Reproduce all of the records exactly.

* BEGIN Data section *

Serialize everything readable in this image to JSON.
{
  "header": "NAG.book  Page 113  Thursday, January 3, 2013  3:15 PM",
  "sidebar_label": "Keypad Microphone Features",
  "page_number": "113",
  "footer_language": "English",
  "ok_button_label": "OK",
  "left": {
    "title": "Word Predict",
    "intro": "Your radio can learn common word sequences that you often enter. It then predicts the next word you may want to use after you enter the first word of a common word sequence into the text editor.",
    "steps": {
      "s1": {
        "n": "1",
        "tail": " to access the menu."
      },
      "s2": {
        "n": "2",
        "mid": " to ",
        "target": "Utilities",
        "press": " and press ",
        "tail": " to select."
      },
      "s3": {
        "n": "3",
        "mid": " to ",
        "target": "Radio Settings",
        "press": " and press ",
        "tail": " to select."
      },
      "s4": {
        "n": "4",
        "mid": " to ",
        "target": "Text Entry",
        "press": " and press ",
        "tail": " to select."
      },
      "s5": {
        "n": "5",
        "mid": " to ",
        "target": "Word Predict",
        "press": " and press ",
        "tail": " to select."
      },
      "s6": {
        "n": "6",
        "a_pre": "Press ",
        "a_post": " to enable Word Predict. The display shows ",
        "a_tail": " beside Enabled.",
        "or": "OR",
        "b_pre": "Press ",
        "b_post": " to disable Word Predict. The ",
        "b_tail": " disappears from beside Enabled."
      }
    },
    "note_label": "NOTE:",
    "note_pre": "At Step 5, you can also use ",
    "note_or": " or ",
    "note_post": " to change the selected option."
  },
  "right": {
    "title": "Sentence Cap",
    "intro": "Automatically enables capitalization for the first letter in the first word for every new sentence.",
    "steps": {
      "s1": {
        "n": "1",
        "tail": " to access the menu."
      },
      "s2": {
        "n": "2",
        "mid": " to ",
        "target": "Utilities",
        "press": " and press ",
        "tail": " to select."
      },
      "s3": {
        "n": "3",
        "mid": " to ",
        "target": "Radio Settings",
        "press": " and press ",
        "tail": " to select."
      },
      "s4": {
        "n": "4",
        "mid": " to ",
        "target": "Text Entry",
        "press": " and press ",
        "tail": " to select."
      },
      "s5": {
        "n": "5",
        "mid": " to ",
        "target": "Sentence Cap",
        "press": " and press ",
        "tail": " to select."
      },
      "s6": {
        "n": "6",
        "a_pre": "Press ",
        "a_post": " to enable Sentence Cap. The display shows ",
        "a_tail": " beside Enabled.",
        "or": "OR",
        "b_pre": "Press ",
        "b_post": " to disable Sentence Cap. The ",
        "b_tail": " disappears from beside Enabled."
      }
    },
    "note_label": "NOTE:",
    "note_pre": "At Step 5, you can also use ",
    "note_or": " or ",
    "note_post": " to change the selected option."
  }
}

* END Data section *

(Output of the exercise):
Serialize everything readable in this image to JSON.
{
  "header": "NAG.book  Page 113  Thursday, January 3, 2013  3:15 PM",
  "sidebar_label": "Keypad Microphone Features",
  "page_number": "113",
  "footer_language": "English",
  "ok_button_label": "OK",
  "left": {
    "title": "Word Predict",
    "intro": "Your radio can learn common word sequences that you often enter. It then predicts the next word you may want to use after you enter the first word of a common word sequence into the text editor.",
    "steps": {
      "s1": {
        "n": "1",
        "tail": " to access the menu."
      },
      "s2": {
        "n": "2",
        "mid": " to ",
        "target": "Utilities",
        "press": " and press ",
        "tail": " to select."
      },
      "s3": {
        "n": "3",
        "mid": " to ",
        "target": "Radio Settings",
        "press": " and press ",
        "tail": " to select."
      },
      "s4": {
        "n": "4",
        "mid": " to ",
        "target": "Text Entry",
        "press": " and press ",
        "tail": " to select."
      },
      "s5": {
        "n": "5",
        "mid": " to ",
        "target": "Word Predict",
        "press": " and press ",
        "tail": " to select."
      },
      "s6": {
        "n": "6",
        "a_pre": "Press ",
        "a_post": " to enable Word Predict. The display shows ",
        "a_tail": " beside Enabled.",
        "or": "OR",
        "b_pre": "Press ",
        "b_post": " to disable Word Predict. The ",
        "b_tail": " disappears from beside Enabled."
      }
    },
    "note_label": "NOTE:",
    "note_pre": "At Step 5, you can also use ",
    "note_or": " or ",
    "note_post": " to change the selected option."
  },
  "right": {
    "title": "Sentence Cap",
    "intro": "Automatically enables capitalization for the first letter in the first word for every new sentence.",
    "steps": {
      "s1": {
        "n": "1",
        "tail": " to access the menu."
      },
      "s2": {
        "n": "2",
        "mid": " to ",
        "target": "Utilities",
        "press": " and press ",
        "tail": " to select."
      },
      "s3": {
        "n": "3",
        "mid": " to ",
        "target": "Radio Settings",
        "press": " and press ",
        "tail": " to select."
      },
      "s4": {
        "n": "4",
        "mid": " to ",
        "target": "Text Entry",
        "press": " and press ",
        "tail": " to select."
      },
      "s5": {
        "n": "5",
        "mid": " to ",
        "target": "Sentence Cap",
        "press": " and press ",
        "tail": " to select."
      },
      "s6": {
        "n": "6",
        "a_pre": "Press ",
        "a_post": " to enable Sentence Cap. The display shows ",
        "a_tail": " beside Enabled.",
        "or": "OR",
        "b_pre": "Press ",
        "b_post": " to disable Sentence Cap. The ",
        "b_tail": " disappears from beside Enabled."
      }
    },
    "note_label": "NOTE:",
    "note_pre": "At Step 5, you can also use ",
    "note_or": " or ",
    "note_post": " to change the selected option."
  }
}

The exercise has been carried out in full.